*WHAT THIS TASK INVOLVES*. Leave out any pictures and transcribe all other data below exactly.

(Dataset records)
___

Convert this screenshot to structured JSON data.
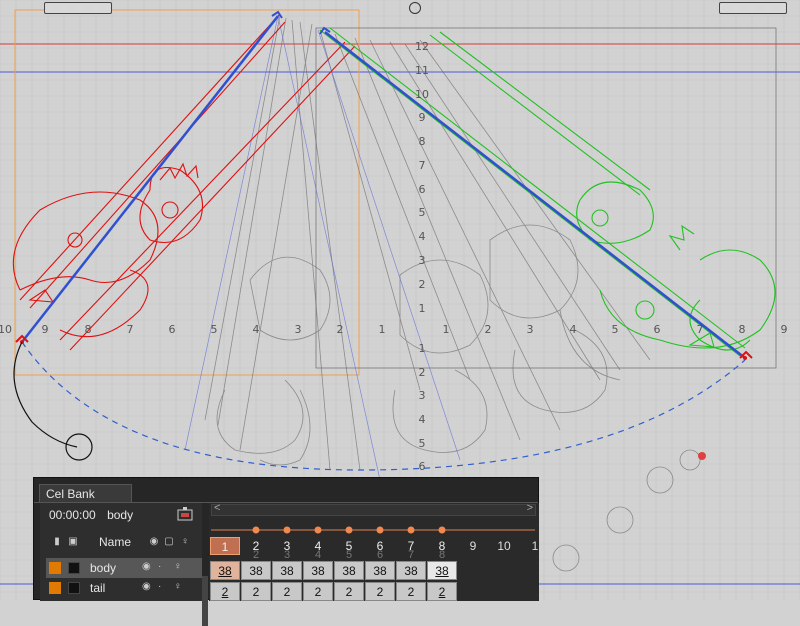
{
  "canvas": {
    "colors": {
      "background": "#d2d2d2",
      "grid": "#c4c4c4",
      "red_guide": "#d23a3a",
      "blue_guide": "#4a5ad8",
      "red_stroke": "#e01010",
      "green_stroke": "#22c022",
      "blue_bone": "#3050d0",
      "ghost_stroke": "#555555",
      "camera_frame": "#f0a050",
      "path_dash": "#3060d0"
    },
    "horizontal_axis_labels": [
      "10",
      "9",
      "8",
      "7",
      "6",
      "5",
      "4",
      "3",
      "2",
      "1",
      "1",
      "2",
      "3",
      "4",
      "5",
      "6",
      "7",
      "8",
      "9"
    ],
    "vertical_axis_labels_top": [
      "12",
      "11",
      "10",
      "9",
      "8",
      "7",
      "6",
      "5",
      "4",
      "3",
      "2",
      "1"
    ],
    "vertical_axis_labels_bottom": [
      "1",
      "2",
      "3",
      "4",
      "5",
      "6"
    ]
  },
  "cel_bank": {
    "tab_label": "Cel Bank",
    "timecode": "00:00:00",
    "current_layer": "body",
    "header": {
      "name_label": "Name",
      "icons": [
        "clip-icon",
        "stack-icon",
        "eye-icon",
        "lock-icon",
        "bulb-icon"
      ]
    },
    "layers": [
      {
        "name": "body",
        "color": "#e07a00",
        "selected": true
      },
      {
        "name": "tail",
        "color": "#e07a00",
        "selected": false
      }
    ],
    "timeline": {
      "frame_numbers": [
        "1",
        "2",
        "3",
        "4",
        "5",
        "6",
        "7",
        "8",
        "9",
        "10",
        "1"
      ],
      "ghost_numbers": [
        "2",
        "3",
        "4",
        "5",
        "6",
        "7",
        "8"
      ],
      "body_values": [
        "38",
        "38",
        "38",
        "38",
        "38",
        "38",
        "38",
        "38"
      ],
      "tail_values": [
        "2",
        "2",
        "2",
        "2",
        "2",
        "2",
        "2",
        "2"
      ]
    }
  }
}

___

*THE ANSWER*.
Convert this screenshot to structured JSON data.
{
  "canvas": {
    "colors": {
      "background": "#d2d2d2",
      "grid": "#c4c4c4",
      "red_guide": "#d23a3a",
      "blue_guide": "#4a5ad8",
      "red_stroke": "#e01010",
      "green_stroke": "#22c022",
      "blue_bone": "#3050d0",
      "ghost_stroke": "#555555",
      "camera_frame": "#f0a050",
      "path_dash": "#3060d0"
    },
    "horizontal_axis_labels": [
      "10",
      "9",
      "8",
      "7",
      "6",
      "5",
      "4",
      "3",
      "2",
      "1",
      "1",
      "2",
      "3",
      "4",
      "5",
      "6",
      "7",
      "8",
      "9"
    ],
    "vertical_axis_labels_top": [
      "12",
      "11",
      "10",
      "9",
      "8",
      "7",
      "6",
      "5",
      "4",
      "3",
      "2",
      "1"
    ],
    "vertical_axis_labels_bottom": [
      "1",
      "2",
      "3",
      "4",
      "5",
      "6"
    ]
  },
  "cel_bank": {
    "tab_label": "Cel Bank",
    "timecode": "00:00:00",
    "current_layer": "body",
    "header": {
      "name_label": "Name",
      "icons": [
        "clip-icon",
        "stack-icon",
        "eye-icon",
        "lock-icon",
        "bulb-icon"
      ]
    },
    "layers": [
      {
        "name": "body",
        "color": "#e07a00",
        "selected": true
      },
      {
        "name": "tail",
        "color": "#e07a00",
        "selected": false
      }
    ],
    "timeline": {
      "frame_numbers": [
        "1",
        "2",
        "3",
        "4",
        "5",
        "6",
        "7",
        "8",
        "9",
        "10",
        "1"
      ],
      "ghost_numbers": [
        "2",
        "3",
        "4",
        "5",
        "6",
        "7",
        "8"
      ],
      "body_values": [
        "38",
        "38",
        "38",
        "38",
        "38",
        "38",
        "38",
        "38"
      ],
      "tail_values": [
        "2",
        "2",
        "2",
        "2",
        "2",
        "2",
        "2",
        "2"
      ]
    }
  }
}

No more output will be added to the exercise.